(Records from a data source)
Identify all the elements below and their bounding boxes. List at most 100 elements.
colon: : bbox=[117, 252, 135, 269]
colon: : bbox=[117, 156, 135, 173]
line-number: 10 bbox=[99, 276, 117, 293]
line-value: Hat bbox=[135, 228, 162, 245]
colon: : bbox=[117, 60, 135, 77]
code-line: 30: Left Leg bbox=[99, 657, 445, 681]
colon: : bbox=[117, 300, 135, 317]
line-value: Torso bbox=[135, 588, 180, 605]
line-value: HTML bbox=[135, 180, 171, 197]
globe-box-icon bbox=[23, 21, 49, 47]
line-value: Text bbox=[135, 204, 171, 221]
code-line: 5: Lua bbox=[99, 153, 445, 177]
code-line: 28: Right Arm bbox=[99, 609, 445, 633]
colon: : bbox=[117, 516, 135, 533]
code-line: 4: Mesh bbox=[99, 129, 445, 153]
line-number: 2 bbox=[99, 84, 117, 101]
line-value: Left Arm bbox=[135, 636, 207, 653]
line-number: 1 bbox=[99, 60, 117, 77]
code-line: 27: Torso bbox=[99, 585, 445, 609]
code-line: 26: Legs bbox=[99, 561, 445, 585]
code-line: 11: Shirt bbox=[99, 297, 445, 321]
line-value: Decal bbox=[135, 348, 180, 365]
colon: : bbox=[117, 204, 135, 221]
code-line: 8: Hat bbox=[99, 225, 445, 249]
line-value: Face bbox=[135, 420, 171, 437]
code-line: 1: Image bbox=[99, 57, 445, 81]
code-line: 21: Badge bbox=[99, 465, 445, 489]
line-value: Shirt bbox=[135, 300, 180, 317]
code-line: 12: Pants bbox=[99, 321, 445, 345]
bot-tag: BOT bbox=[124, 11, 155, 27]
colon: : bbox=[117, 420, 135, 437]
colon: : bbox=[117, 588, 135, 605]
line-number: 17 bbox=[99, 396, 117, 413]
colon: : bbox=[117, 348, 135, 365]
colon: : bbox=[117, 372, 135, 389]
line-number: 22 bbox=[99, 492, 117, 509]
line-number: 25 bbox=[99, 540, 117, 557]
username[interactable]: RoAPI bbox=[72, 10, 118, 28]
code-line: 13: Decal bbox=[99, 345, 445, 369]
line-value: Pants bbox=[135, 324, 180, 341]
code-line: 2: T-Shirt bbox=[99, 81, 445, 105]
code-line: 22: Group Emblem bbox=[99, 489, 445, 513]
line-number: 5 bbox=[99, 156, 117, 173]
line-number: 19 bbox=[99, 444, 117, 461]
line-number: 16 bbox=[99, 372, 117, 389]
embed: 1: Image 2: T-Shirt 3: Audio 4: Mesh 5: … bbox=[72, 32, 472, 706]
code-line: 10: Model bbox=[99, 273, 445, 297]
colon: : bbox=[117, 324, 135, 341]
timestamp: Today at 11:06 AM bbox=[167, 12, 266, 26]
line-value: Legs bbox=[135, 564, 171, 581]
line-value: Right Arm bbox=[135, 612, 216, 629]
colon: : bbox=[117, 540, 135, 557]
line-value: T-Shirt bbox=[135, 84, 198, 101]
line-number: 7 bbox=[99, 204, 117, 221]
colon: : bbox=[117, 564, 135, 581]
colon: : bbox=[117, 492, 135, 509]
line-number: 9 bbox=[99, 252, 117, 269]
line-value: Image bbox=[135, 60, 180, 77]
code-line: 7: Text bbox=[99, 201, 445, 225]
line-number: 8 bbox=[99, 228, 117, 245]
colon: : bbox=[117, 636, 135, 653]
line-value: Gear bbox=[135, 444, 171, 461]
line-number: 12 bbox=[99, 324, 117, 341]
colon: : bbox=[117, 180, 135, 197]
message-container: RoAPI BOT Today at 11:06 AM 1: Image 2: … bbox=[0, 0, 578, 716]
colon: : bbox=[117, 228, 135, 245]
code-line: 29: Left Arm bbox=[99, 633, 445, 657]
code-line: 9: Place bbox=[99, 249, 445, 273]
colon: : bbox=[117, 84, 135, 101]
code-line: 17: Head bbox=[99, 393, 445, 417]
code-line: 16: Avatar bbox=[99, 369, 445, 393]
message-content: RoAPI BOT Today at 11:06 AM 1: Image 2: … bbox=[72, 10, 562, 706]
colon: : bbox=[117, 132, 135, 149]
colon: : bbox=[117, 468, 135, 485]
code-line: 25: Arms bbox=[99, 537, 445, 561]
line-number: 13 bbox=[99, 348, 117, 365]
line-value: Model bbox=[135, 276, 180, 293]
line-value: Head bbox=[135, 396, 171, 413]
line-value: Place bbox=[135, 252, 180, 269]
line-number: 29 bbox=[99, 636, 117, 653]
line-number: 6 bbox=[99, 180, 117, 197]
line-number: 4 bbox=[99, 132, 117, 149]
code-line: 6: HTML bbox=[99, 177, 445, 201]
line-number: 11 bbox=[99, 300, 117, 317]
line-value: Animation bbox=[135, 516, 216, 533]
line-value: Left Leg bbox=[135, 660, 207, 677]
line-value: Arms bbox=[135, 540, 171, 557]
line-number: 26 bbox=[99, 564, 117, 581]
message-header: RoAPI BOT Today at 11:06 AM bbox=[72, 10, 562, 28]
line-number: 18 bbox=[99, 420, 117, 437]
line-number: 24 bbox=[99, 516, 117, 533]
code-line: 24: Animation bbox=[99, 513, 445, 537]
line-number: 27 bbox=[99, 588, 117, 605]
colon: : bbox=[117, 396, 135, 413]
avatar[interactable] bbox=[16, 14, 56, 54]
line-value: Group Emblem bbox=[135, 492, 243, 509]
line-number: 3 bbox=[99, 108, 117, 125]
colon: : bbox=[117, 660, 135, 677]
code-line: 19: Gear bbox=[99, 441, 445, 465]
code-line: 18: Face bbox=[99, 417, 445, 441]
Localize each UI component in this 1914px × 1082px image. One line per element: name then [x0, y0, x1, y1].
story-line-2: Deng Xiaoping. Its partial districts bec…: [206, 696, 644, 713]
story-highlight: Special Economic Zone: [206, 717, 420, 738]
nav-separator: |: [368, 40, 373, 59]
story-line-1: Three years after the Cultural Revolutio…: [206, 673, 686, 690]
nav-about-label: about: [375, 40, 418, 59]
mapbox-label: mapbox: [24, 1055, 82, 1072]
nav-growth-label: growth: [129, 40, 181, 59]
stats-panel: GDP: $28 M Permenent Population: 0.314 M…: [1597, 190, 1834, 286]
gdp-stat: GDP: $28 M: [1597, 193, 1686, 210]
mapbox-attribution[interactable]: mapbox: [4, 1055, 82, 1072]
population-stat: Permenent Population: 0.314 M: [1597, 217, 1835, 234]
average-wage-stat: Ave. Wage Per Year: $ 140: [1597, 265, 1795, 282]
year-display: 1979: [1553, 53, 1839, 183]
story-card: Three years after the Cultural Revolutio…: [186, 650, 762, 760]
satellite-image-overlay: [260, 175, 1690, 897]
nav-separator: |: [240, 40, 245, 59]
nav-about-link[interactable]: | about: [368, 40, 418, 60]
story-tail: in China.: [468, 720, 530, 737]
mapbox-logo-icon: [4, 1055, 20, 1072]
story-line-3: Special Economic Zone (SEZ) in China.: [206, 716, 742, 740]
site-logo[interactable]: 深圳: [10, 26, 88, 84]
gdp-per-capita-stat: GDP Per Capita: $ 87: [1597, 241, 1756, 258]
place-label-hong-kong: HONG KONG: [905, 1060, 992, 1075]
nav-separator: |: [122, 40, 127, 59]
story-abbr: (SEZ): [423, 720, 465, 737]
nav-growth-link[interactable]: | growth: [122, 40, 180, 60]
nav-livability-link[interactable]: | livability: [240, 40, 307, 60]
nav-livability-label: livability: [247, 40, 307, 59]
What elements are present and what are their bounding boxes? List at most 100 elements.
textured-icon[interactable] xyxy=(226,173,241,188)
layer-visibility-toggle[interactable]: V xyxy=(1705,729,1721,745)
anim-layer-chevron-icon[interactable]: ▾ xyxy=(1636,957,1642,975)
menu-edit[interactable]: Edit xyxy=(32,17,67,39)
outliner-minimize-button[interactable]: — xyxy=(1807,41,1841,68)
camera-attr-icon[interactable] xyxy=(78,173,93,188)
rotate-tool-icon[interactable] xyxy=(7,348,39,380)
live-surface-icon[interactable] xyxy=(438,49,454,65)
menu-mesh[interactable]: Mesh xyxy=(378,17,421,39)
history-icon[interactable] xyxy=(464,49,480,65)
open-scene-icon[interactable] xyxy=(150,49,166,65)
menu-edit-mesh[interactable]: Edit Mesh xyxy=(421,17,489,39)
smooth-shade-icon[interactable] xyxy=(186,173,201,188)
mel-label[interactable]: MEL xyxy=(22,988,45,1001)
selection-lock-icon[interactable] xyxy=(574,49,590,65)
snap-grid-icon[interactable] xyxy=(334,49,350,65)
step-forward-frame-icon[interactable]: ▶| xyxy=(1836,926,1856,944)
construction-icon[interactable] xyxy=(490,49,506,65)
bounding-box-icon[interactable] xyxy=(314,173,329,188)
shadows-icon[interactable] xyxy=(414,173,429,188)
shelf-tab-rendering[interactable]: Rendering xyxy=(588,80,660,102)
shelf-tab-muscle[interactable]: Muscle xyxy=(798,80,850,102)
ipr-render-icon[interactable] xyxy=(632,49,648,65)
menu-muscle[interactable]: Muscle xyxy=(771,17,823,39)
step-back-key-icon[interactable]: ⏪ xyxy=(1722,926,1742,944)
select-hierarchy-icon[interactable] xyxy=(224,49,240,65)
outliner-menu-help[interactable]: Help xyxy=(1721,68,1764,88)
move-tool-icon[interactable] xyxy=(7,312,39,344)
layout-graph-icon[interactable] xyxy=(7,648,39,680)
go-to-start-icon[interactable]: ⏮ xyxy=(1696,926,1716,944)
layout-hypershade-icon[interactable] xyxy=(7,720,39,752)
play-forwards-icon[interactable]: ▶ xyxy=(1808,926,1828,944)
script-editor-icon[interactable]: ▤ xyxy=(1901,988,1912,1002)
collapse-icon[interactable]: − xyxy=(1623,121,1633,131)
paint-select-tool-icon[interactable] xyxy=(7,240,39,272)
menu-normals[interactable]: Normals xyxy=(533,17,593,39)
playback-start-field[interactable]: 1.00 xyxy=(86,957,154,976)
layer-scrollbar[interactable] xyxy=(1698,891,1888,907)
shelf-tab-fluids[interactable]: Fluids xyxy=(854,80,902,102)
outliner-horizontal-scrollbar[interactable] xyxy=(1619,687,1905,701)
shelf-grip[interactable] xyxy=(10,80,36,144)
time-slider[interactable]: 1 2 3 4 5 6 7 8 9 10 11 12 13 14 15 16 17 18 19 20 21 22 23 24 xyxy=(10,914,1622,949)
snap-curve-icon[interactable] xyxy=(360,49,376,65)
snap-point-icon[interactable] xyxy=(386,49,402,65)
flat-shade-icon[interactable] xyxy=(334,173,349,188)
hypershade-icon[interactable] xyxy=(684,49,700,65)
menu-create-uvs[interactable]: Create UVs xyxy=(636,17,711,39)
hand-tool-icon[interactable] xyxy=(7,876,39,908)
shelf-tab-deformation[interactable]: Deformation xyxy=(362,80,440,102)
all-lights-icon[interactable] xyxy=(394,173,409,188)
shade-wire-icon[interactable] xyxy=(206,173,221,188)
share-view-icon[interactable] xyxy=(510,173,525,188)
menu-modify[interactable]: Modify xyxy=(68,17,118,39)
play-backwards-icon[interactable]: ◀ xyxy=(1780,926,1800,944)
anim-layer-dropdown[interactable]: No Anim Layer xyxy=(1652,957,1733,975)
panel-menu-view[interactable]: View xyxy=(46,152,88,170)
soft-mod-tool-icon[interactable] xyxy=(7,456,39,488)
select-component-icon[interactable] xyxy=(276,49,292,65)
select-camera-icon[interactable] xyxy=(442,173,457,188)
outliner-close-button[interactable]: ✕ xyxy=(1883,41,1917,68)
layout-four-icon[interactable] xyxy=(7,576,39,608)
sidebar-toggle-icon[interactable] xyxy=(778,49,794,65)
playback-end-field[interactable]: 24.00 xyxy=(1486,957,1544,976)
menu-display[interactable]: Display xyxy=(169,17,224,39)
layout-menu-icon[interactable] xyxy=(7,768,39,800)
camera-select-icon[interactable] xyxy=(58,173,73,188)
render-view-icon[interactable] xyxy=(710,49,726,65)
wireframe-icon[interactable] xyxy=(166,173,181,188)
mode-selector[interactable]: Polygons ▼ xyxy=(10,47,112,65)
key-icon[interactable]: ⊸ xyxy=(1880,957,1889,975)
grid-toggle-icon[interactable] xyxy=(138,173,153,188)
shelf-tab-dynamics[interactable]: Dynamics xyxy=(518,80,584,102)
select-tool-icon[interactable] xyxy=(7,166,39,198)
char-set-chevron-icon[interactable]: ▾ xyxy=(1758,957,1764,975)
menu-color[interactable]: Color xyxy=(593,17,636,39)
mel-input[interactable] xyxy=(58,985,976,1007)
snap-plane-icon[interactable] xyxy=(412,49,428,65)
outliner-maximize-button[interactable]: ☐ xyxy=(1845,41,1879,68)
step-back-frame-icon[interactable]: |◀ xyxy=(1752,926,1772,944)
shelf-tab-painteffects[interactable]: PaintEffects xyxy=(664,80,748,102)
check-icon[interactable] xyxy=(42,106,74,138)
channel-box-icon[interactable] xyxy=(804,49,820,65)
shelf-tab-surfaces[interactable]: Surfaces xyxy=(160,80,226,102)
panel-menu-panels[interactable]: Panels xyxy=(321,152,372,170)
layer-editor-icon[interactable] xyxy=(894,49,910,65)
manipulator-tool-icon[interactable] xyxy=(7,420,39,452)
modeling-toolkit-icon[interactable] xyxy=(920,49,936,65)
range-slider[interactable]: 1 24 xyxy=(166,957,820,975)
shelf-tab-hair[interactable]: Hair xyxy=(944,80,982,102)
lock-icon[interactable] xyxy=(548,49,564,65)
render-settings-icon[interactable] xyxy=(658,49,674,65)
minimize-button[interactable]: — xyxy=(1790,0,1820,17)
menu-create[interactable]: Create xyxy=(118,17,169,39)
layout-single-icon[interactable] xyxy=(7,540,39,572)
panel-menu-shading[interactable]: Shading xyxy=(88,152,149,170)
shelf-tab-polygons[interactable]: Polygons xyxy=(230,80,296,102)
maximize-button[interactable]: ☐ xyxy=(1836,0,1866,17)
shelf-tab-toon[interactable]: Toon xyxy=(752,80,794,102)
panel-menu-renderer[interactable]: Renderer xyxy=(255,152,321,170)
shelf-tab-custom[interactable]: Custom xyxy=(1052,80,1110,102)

INSTRUCTIONS FOR THE TASK
Reproduce the material word for word, beginning with its first line and continuing through the line that contains "colon: : bbox=[117, 420, 135, 437]", with both of those lines included.

RESPONSE TO THE TASK
Identify all the elements below and their bounding boxes. List at most 100 elements.
colon: : bbox=[117, 252, 135, 269]
colon: : bbox=[117, 156, 135, 173]
line-number: 10 bbox=[99, 276, 117, 293]
line-value: Hat bbox=[135, 228, 162, 245]
colon: : bbox=[117, 60, 135, 77]
code-line: 30: Left Leg bbox=[99, 657, 445, 681]
colon: : bbox=[117, 300, 135, 317]
line-value: Torso bbox=[135, 588, 180, 605]
line-value: HTML bbox=[135, 180, 171, 197]
globe-box-icon bbox=[23, 21, 49, 47]
line-value: Text bbox=[135, 204, 171, 221]
code-line: 5: Lua bbox=[99, 153, 445, 177]
code-line: 28: Right Arm bbox=[99, 609, 445, 633]
colon: : bbox=[117, 516, 135, 533]
code-line: 4: Mesh bbox=[99, 129, 445, 153]
line-number: 2 bbox=[99, 84, 117, 101]
line-value: Left Arm bbox=[135, 636, 207, 653]
line-number: 1 bbox=[99, 60, 117, 77]
code-line: 27: Torso bbox=[99, 585, 445, 609]
code-line: 26: Legs bbox=[99, 561, 445, 585]
code-line: 11: Shirt bbox=[99, 297, 445, 321]
line-value: Decal bbox=[135, 348, 180, 365]
colon: : bbox=[117, 204, 135, 221]
code-line: 8: Hat bbox=[99, 225, 445, 249]
line-value: Face bbox=[135, 420, 171, 437]
code-line: 1: Image bbox=[99, 57, 445, 81]
code-line: 21: Badge bbox=[99, 465, 445, 489]
line-value: Shirt bbox=[135, 300, 180, 317]
code-line: 12: Pants bbox=[99, 321, 445, 345]
bot-tag: BOT bbox=[124, 11, 155, 27]
colon: : bbox=[117, 420, 135, 437]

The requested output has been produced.